--- START Provided data ---
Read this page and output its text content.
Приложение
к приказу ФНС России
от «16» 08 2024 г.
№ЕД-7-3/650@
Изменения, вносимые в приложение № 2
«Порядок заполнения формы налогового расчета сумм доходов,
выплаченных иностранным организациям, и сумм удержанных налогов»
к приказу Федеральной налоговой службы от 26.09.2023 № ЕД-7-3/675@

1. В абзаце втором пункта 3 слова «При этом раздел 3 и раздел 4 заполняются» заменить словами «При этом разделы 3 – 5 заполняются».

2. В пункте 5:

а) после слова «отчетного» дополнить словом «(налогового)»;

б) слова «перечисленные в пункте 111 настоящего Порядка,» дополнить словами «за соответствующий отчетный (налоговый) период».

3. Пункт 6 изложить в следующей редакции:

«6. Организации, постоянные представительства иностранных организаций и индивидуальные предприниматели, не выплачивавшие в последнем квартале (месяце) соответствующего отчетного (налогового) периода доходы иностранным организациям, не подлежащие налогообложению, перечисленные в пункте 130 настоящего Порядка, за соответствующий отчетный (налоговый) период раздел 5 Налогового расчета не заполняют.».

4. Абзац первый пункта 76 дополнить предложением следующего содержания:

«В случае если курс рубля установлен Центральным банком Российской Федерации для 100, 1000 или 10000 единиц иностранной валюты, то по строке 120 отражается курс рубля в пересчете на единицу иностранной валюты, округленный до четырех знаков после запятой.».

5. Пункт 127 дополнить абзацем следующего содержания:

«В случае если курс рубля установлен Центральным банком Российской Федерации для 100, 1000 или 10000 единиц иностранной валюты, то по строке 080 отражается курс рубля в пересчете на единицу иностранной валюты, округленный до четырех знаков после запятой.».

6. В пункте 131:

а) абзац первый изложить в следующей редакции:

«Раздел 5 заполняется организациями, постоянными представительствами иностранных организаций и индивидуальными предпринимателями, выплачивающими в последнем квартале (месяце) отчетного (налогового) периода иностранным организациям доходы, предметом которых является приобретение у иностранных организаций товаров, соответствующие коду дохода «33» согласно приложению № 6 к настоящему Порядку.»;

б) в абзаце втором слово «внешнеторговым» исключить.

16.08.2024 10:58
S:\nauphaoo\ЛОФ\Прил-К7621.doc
--- END Provided data ---
## [Task details]
Locate all lines holding the word "изложить", then copy them out.

## [Task output]
3. Пункт 6 изложить в следующей редакции:
а) абзац первый изложить в следующей редакции:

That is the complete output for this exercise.